[WHAT THE EXERCISE ASKS] From the material below, copy out word for word every line in the stretch from the line containing "column-header-max-height: MAX. HEIGHT" through the line containing "dog-illustration: BODY LENGTH", including both of those lines.
begin
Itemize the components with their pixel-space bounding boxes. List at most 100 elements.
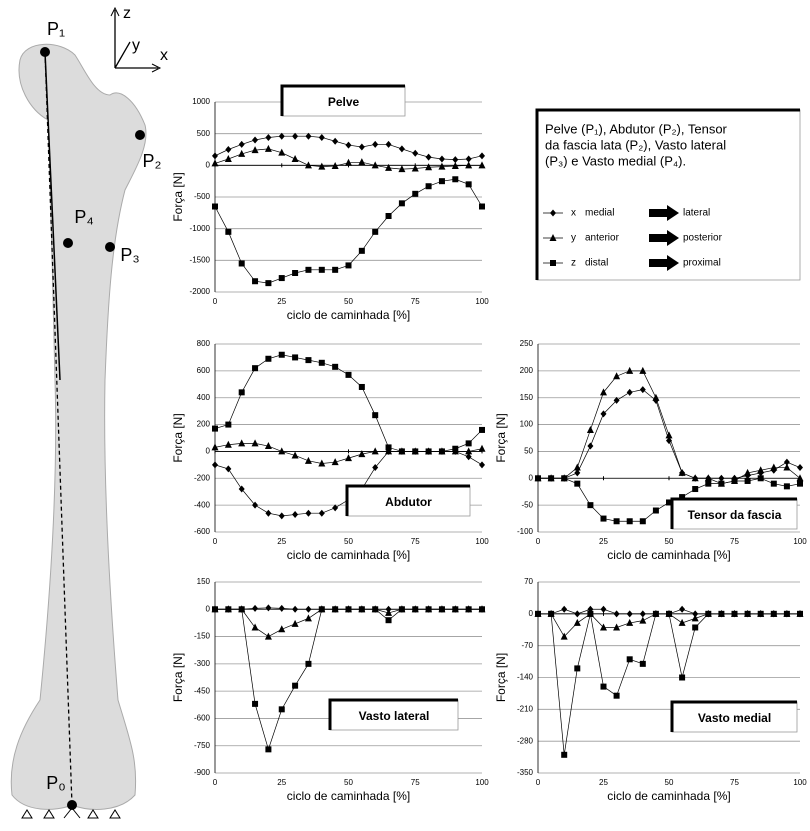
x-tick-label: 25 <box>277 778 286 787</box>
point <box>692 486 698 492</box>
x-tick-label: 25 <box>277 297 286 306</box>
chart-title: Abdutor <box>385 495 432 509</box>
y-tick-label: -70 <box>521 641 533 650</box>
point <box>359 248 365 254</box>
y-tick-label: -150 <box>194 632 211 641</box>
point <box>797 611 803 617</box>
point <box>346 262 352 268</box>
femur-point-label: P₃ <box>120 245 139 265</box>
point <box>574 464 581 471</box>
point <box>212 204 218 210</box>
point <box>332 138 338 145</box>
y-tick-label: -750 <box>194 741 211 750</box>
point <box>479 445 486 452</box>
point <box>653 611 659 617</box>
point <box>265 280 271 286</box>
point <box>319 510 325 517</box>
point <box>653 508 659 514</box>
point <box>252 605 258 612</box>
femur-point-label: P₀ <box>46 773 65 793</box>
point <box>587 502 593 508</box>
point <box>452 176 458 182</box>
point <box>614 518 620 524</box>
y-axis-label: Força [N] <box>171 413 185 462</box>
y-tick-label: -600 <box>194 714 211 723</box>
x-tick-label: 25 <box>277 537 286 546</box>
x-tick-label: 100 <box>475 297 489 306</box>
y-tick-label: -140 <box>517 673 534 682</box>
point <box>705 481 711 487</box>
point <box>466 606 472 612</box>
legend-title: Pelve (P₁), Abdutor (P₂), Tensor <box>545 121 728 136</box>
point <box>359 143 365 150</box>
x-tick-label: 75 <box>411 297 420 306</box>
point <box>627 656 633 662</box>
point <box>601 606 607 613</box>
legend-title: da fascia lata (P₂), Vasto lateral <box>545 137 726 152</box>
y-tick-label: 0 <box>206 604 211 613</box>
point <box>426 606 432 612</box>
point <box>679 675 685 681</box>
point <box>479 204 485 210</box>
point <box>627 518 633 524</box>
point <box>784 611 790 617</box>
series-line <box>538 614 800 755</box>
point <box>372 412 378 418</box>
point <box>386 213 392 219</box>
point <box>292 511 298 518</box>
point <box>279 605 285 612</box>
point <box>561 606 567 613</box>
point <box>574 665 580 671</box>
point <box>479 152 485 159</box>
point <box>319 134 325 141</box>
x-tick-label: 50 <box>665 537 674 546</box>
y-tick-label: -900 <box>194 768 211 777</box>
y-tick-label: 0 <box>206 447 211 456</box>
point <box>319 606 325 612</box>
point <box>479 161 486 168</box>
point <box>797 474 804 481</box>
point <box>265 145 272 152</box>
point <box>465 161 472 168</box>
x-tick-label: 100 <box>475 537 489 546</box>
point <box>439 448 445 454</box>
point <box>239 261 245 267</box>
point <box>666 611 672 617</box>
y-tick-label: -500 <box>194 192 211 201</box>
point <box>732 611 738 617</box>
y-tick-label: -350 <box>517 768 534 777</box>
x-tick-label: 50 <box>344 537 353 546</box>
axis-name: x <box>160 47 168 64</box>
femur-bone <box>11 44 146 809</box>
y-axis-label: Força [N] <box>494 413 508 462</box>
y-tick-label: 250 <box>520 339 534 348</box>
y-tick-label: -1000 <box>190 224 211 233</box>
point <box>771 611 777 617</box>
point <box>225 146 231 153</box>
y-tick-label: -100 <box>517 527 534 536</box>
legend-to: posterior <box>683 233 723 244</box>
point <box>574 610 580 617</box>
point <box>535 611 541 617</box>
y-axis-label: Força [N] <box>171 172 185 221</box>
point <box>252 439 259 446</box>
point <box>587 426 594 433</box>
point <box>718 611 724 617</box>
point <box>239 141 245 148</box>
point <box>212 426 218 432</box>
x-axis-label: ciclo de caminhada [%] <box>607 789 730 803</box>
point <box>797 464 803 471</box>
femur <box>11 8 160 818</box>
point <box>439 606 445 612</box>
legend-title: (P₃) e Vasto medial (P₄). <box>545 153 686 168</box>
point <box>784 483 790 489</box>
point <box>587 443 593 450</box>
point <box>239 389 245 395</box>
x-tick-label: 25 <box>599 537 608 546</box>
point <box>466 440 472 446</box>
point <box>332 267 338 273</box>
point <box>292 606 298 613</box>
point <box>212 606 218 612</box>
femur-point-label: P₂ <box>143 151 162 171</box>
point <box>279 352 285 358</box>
end
begin
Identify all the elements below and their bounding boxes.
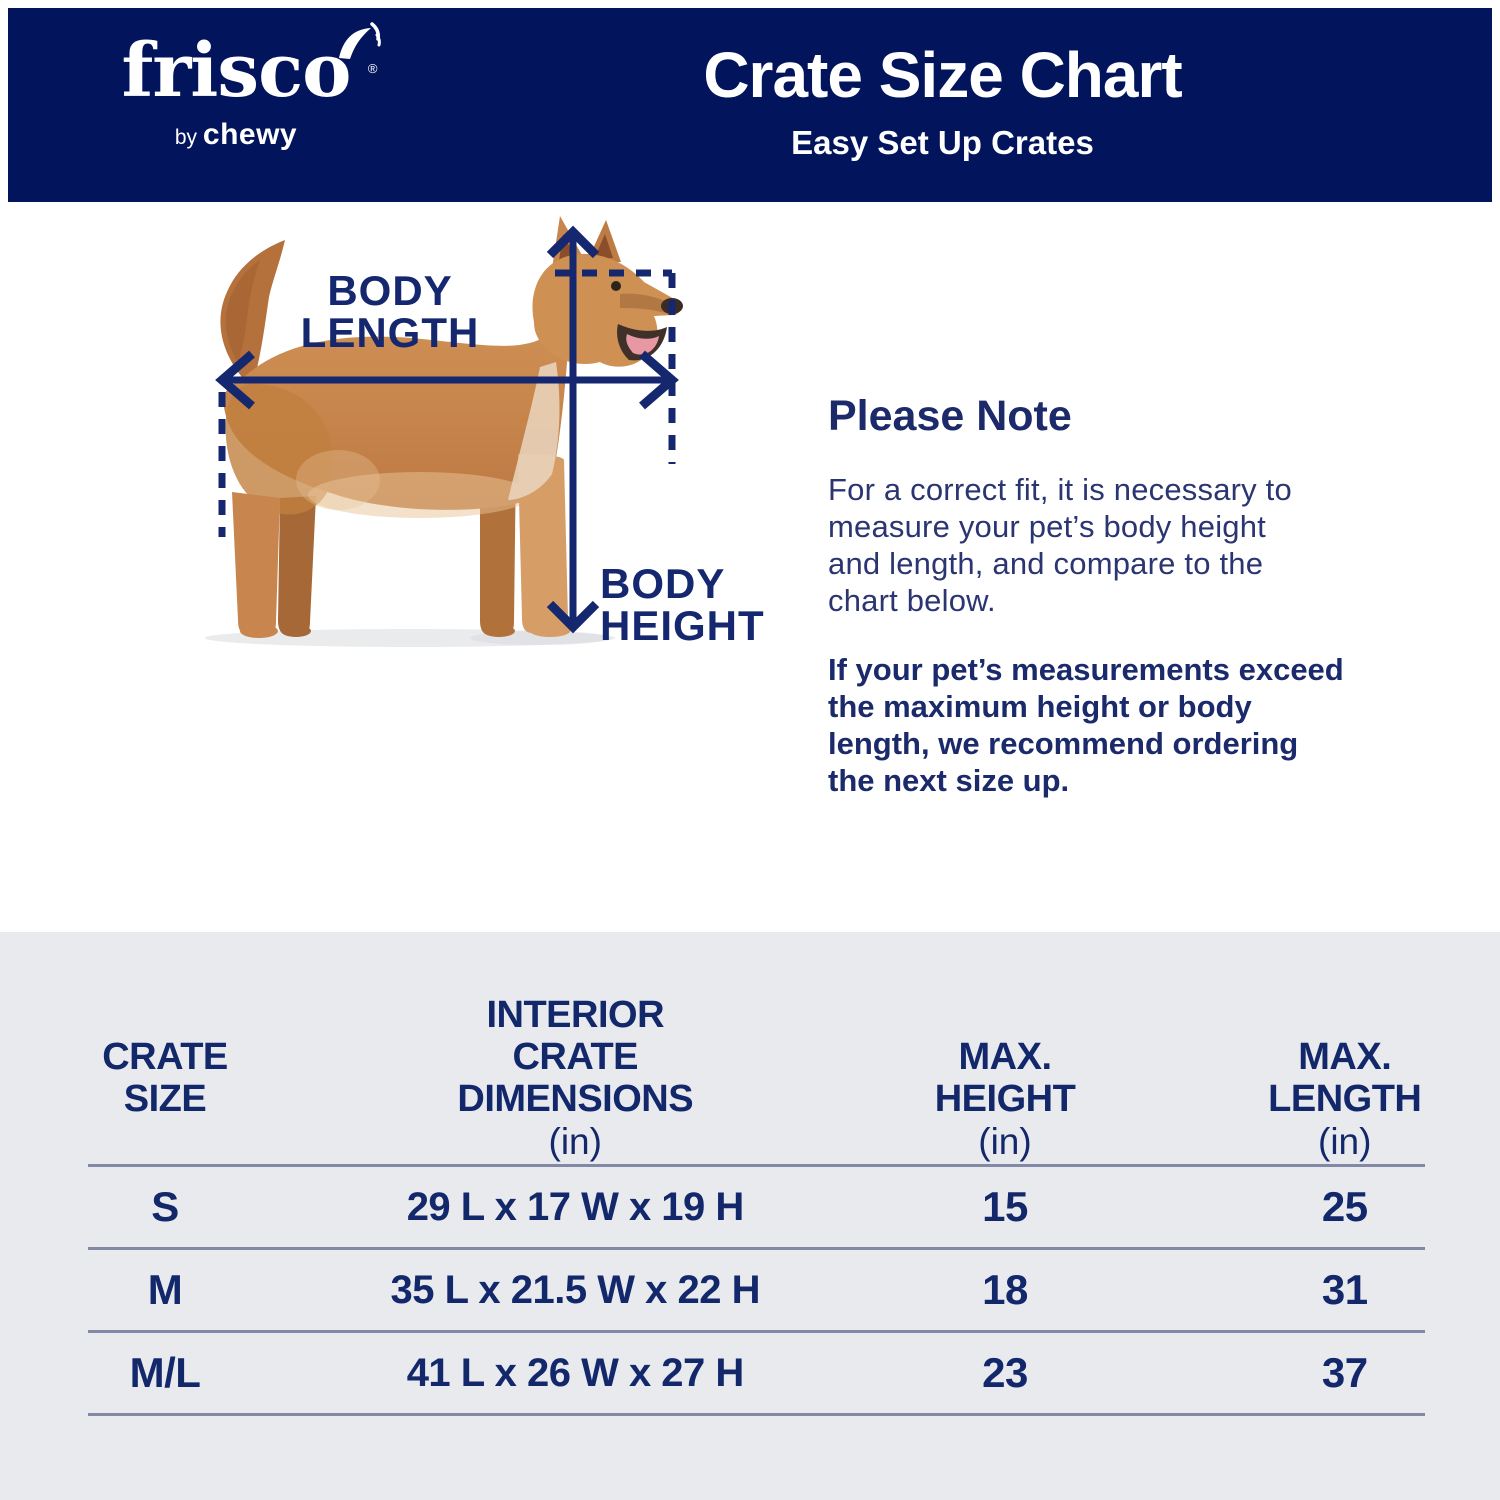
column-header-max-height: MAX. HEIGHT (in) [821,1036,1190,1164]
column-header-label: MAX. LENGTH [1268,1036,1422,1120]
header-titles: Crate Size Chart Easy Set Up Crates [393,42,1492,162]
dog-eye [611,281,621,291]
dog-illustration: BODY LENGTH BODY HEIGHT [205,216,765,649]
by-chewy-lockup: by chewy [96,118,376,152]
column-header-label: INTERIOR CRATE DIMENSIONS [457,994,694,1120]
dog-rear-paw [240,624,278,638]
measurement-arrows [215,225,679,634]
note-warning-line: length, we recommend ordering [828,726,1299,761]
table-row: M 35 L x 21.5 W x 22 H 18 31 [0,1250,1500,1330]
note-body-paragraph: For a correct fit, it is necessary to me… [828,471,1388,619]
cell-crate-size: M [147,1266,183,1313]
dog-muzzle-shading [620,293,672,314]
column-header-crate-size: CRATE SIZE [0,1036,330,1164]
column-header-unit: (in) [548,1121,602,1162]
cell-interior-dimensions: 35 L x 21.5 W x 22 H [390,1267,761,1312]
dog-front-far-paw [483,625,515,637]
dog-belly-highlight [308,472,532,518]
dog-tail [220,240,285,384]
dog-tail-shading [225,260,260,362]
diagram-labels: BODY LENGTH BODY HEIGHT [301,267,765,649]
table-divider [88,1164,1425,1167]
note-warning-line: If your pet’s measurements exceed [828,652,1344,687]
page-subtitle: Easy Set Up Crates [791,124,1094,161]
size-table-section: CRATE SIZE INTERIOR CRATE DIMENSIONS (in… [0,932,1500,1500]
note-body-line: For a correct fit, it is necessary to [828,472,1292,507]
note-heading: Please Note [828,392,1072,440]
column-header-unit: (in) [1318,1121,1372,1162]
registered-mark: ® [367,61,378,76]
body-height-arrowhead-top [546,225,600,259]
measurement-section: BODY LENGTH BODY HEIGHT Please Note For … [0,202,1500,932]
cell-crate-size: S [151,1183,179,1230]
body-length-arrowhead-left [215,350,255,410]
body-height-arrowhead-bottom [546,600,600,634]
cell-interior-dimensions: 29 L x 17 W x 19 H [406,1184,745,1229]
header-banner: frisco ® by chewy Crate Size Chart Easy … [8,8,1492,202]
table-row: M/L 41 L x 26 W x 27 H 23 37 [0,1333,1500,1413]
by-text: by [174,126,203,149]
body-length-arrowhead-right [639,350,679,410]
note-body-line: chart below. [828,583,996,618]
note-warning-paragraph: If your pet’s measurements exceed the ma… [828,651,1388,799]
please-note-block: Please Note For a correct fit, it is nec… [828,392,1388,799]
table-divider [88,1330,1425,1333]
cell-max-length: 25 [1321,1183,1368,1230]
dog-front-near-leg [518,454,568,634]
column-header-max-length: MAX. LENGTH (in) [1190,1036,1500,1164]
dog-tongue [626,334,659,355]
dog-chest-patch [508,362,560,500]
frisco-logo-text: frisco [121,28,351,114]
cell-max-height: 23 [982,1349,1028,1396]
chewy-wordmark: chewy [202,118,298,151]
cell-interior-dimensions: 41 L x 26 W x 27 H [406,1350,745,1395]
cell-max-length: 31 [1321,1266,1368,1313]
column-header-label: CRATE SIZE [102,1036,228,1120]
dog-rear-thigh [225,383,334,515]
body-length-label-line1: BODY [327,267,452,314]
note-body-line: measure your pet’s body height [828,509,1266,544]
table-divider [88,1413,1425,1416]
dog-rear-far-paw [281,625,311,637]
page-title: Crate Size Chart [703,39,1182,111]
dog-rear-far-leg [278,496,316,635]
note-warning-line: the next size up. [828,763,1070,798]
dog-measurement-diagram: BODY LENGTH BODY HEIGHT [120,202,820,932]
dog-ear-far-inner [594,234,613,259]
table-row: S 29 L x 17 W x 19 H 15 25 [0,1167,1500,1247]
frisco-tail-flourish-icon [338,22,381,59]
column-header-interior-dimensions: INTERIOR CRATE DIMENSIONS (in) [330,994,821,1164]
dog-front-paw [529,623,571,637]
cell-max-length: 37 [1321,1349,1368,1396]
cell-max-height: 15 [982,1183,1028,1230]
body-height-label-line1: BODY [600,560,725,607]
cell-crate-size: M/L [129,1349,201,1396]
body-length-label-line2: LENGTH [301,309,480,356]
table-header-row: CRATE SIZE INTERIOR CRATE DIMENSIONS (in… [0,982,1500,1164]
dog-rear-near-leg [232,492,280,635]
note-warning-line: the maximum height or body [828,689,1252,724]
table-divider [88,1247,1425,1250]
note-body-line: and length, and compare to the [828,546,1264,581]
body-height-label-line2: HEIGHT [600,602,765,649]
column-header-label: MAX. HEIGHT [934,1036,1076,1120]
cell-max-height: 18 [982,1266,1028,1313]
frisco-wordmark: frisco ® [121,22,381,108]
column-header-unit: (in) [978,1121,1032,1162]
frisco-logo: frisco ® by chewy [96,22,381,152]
end
[WRITTEN REPLY]
column-header-max-height: MAX. HEIGHT (in) [821,1036,1190,1164]
column-header-label: MAX. LENGTH [1268,1036,1422,1120]
header-titles: Crate Size Chart Easy Set Up Crates [393,42,1492,162]
dog-eye [611,281,621,291]
dog-illustration: BODY LENGTH BODY HEIGHT [205,216,765,649]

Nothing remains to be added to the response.